Exercise aim: Report every line from the material that contains the word "pour".

Available records:
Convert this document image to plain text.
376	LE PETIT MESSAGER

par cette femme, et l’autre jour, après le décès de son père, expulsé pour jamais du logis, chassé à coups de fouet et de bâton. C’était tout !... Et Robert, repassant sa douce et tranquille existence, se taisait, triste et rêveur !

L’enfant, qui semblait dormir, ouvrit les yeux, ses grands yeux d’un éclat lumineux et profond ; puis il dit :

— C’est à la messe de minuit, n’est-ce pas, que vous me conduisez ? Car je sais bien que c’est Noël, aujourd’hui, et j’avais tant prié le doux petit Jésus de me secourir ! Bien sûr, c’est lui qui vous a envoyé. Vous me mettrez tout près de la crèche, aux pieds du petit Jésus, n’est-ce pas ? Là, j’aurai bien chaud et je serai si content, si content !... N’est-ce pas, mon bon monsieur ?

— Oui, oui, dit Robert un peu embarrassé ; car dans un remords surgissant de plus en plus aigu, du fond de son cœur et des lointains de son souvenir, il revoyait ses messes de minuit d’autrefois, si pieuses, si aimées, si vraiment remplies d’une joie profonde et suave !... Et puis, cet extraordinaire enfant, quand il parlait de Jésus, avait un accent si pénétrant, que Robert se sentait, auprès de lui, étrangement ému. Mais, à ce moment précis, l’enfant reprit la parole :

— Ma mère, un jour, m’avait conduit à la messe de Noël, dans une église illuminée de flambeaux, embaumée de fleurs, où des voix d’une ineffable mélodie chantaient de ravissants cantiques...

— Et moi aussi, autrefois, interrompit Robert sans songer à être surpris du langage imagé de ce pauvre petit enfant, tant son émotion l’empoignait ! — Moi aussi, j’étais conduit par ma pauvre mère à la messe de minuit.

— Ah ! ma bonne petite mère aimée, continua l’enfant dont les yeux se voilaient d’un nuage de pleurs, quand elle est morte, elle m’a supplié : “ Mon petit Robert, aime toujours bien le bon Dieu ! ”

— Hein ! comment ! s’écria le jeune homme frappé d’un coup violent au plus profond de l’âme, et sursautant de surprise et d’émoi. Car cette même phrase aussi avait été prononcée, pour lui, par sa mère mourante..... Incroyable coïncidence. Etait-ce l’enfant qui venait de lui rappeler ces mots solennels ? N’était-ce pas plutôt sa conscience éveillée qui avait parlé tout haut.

Finished exercise:
par cette femme, et l’autre jour, après le décès de son père, expulsé pour jamais du logis, chassé à coups de fouet et de bâton. C’était tout !... Et Robert, repassant sa douce et tranquille existence, se taisait, triste et rêveur !
— Hein ! comment ! s’écria le jeune homme frappé d’un coup violent au plus profond de l’âme, et sursautant de surprise et d’émoi. Car cette même phrase aussi avait été prononcée, pour lui, par sa mère mourante..... Incroyable coïncidence. Etait-ce l’enfant qui venait de lui rappeler ces mots solennels ? N’était-ce pas plutôt sa conscience éveillée qui avait parlé tout haut.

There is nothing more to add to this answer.